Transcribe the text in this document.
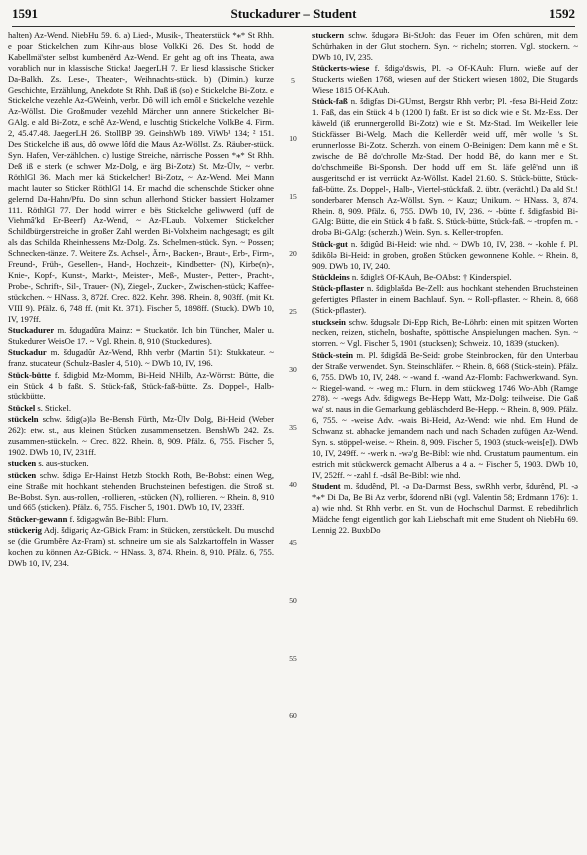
1591	Stuckadurer – Student	1592

halten) Az-Wend. NiebHu 59. 6. a) Lied-, Musik-, Theaterstück *⁎* St Rhh. e poar Stickelchen zum Kihr-aus blose VolkKi 26. Des St. hodd de Kabellmä'ster selbst kumbenërd Az-Wend. Er geht ag oft ins Theata, awa vorablich nur in klassische Sticka! JaegerLH 7. Er liesd klassische Sticker Da-Balkh. Zs. Lese-, Theater-, Weihnachts-stück. b) (Dimin.) kurze Geschichte, Erzählung, Anekdote St Rhh. Daß iß (so) e Stickelche Bi-Zotz. e Stickelche vezehle Az-GWeinh, verbr. Dô will ich emôl e Stickelche vezehle Az-Wöllst. Die Großmuder vezehld Märcher unn annere Stickelcher Bi-GAlg. e ald Bi-Zotz, e schê Az-Wend, e luschtig Stickelche VolkBe 4. Firm. 2, 45.47.48. JaegerLH 26. StollBP 39. GeinshWb 189. ViWb¹ 134; ² 151. Des Stickelche iß aus, dô owwe lôfd die Maus Az-Wöllst. Zs. Räuber-stück. Syn. Hafen, Ver-zählchen. c) lustige Streiche, närrische Possen *⁎* St Rhh. Deß iß e sterk (e schwer Mz-Dolg, e ärg Bi-Zotz) St. Mz-Ülv, ~ verbr. RöthlGl 36. Mach mer kä Stickelcher! Bi-Zotz, ~ Az-Wend. Mei Mann macht lauter so Sticker RöthlGl 14. Er machd die schenschde Sticker ohne gelernd Da-Hahn/Pfu. Do sinn schun allerhond Sticker bassiert Holzamer 111. RöthlGl 77. Der hodd wirrer e bës Stickelche geliwwerd (uff de Viehmâ'kd Er-Beerf) Az-Wend, ~ Az-FLaub. Volxemer Stickelcher Schildbürgerstreiche in großer Zahl werden Bi-Volxheim nachgesagt; es gilt als das Schilda Rheinhessens Mz-Dolg. Zs. Schelmen-stück. Syn. ~ Possen; Schnecken-tänze. 7. Weitere Zs. Achsel-, Ärn-, Backen-, Braut-, Erb-, Firm-, Freund-, Früh-, Gesellen-, Hand-, Hochzeit-, Kindbetter- (N), Kirbe(n)-, Knie-, Kopf-, Kunst-, Markt-, Meister-, Meß-, Muster-, Petter-, Pracht-, Probe-, Schrift-, Sil-, Trauer- (N), Ziegel-, Zucker-, Zwischen-stück; Kaffee-stückchen. ~ HNass. 3, 872f. Crec. 822. Kehr. 398. Rhein. 8, 903ff. (mit Kt. VIII 9). Pfälz. 6, 748 ff. (mit Kt. 371). Fischer 5, 1898ff. (Stuck). DWb 10, IV, 197ff.

Stuckadurer m. šdugadûra Mainz: = Stuckatör. Ich bin Tüncher, Maler u. Stukedurer WeisOe 17. ~ Vgl. Rhein. 8, 910 (Stuckedures).

Stuckadur m. šdugadûr Az-Wend, Rhh verbr (Martin 51): Stukkateur. ~ franz. stucateur (Schulz-Basler 4, 510). ~ DWb 10, IV, 196.

Stück-bütte f. šdigbid Mz-Momm, Bi-Heid NHilb, Az-Wörrst: Bütte, die ein Stück 4 b faßt. S. Stück-faß, Stück-faß-bütte. Zs. Doppel-, Halb-stückbütte.

Stückel s. Stickel.

stückeln schw. šdig(ə)lə Be-Bensh Fürth, Mz-Ülv Dolg, Bi-Heid (Weber 262): etw. st., aus kleinen Stücken zusammensetzen. BenshWb 242. Zs. zusammen-stückeln. ~ Crec. 822. Rhein. 8, 909. Pfälz. 6, 755. Fischer 5, 1902. DWb 10, IV, 231ff.

stucken s. aus-stucken.

stücken schw. šdigə Er-Hainst Hetzb Stockh Roth, Be-Bobst: einen Weg, eine Straße mit hochkant stehenden Bruchsteinen befestigen. die Stroß st. Be-Bobst. Syn. aus-rollen, -rollieren, -stücken (N), rollieren. ~ Rhein. 8, 910 und 665 (sticken). Pfälz. 6, 755. Fischer 5, 1901. DWb 10, IV, 233ff.

Stücker-gewann f. šdigəgwân Be-Bibl: Flurn.

stückerig Adj. šdigəriç Az-GBick Fram: in Stücken, zerstückelt. Du muschd se (die Grumbêre Az-Fram) st. schneire um sie als Salzkartoffeln in Wasser kochen zu können Az-GBick. ~ HNass. 3, 874. Rhein. 8, 910. Pfälz. 6, 755. DWb 10, IV, 234.

5
10
15
20
25
30
35
40
45
50
55
60

stuckern schw. šdugərə Bi-StJoh: das Feuer im Ofen schüren, mit dem Schürhaken in der Glut stochern. Syn. ~ richeln; storren. Vgl. stockern. ~ DWb 10, IV, 235.

Stückerts-wiese f. šdigə'dswis, Pl. -ə Of-KAuh: Flurn. wieße auf der Stuckerts wießen 1768, wiesen auf der Stickert wiesen 1802, Die Stugards Wiese 1815 Of-KAuh.

Stück-faß n. šdigfas Di-GUmst, Bergstr Rhh verbr; Pl. -fesə Bi-Heid Zotz: 1. Faß, das ein Stück 4 b (1200 l) faßt. Er ist so dick wie e St. Mz-Ess. Der käweld (iß erunnergerolld Bi-Zotz) wie e St. Mz-Stad. Im Weikeller leie Stickfässer Bi-Welg. Mach die Kellerdêr weid uff, mêr wolle 's St. erunnerlosse Bi-Zotz. Scherzh. von einem O-Beinigen: Dem kann mê e St. zwische de Bê do'chrolle Mz-Stad. Der hodd Bê, do kann mer e St. do'chschmeiße Bi-Sponsh. Der hodd uff em St. läfe gelê'nd unn iß ausgeritschd er ist verrückt Az-Wöllst. Kadel 21.60. S. Stück-bütte, Stück-faß-bütte. Zs. Doppel-, Halb-, Viertel-stückfaß. 2. übtr. (verächtl.) Da ald St.! sonderbarer Mensch Az-Wöllst. Syn. ~ Kauz; Unikum. ~ HNass. 3, 874. Rhein. 8, 909. Pfälz. 6, 755. DWb 10, IV, 236. ~ -bütte f. šdigfasbid Bi-GAlg: Bütte, die ein Stück 4 b faßt. S. Stück-bütte, Stück-faß. ~ -tropfen m. -drobə Bi-GAlg: (scherzh.) Wein. Syn. s. Keller-tropfen.

Stück-gut n. šdigûd Bi-Heid: wie nhd. ~ DWb 10, IV, 238. ~ -kohle f. Pl. šdikôlə Bi-Heid: in groben, großen Stücken gewonnene Kohle. ~ Rhein. 8, 909. DWb 10, IV, 240.

Stückleins n. šdiglɛ̃s Of-KAuh, Be-OAbst: † Kinderspiel.

Stück-pflaster n. šdigblašdə Be-Zell: aus hochkant stehenden Bruchsteinen gefertigtes Pflaster in einem Bachlauf. Syn. ~ Roll-pflaster. ~ Rhein. 8, 668 (Stick-pflaster).

stucksein schw. šdugsəlɛ Di-Epp Rich, Be-Löhrb: einen mit spitzen Worten necken, reizen, sticheln, boshafte, spöttische Anspielungen machen. Syn. ~ storren. ~ Vgl. Fischer 5, 1901 (stucksen); Schweiz. 10, 1839 (stucken).

Stück-stein m. Pl. šdigšdã Be-Seid: grobe Steinbrocken, für den Unterbau der Straße verwendet. Syn. Steinschläfer. ~ Rhein. 8, 668 (Stick-stein). Pfälz. 6, 755. DWb 10, IV, 248. ~ -wand f. -wand Az-Flomb: Fachwerkwand. Syn. ~ Riegel-wand. ~ -weg m.: Flurn. in dem stückweg 1746 Wo-Abh (Ramge 278). ~ -wegs Adv. šdigwegs Be-Hepp Watt, Mz-Dolg: teilweise. Die Gaß wa' st. naus in die Gemarkung gebläschderd Be-Hepp. ~ Rhein. 8, 909. Pfälz. 6, 755. ~ -weise Adv. -wais Bi-Heid, Az-Wend: wie nhd. Em Hund de Schwanz st. abhacke jemandem nach und nach Schaden zufügen Az-Wend. Syn. s. stöppel-weise. ~ Rhein. 8, 909. Fischer 5, 1903 (stuck-weis[e]). DWb 10, IV, 249ff. ~ -werk n. -wə'g Be-Bibl: wie nhd. Crustatum paumentum. ein estrich mit stückwerck gemacht Alberus a 4 a. ~ Fischer 5, 1903. DWb 10, IV, 252ff. ~ -zahl f. -dsâl Be-Bibl: wie nhd.

Student m. šdudênd, Pl. -ə Da-Darmst Bess, swRhh verbr, šdurênd, Pl. -ə *⁎* Di Da, Be Bi Az verbr, šdorend nBi (vgl. Valentin 58; Erdmann 176): 1. a) wie nhd. St Rhh verbr. en St. vun de Hochschul Darmst. E rebedihrlich Mädche fengt eigentlich gor kah Liebschaft mit eme Student oh NiebHu 69. Lennig 22. BuxbDo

- _Task brief_:
Sift the material for lines with the string "stucken". Copy each one found.

- _Exercise output_:
stucken s. aus-stucken.
stucksein schw. šdugsəlɛ Di-Epp Rich, Be-Löhrb: einen mit spitzen Worten necken, reizen, sticheln, boshafte, spöttische Anspielungen machen. Syn. ~ storren. ~ Vgl. Fischer 5, 1901 (stucksen); Schweiz. 10, 1839 (stucken).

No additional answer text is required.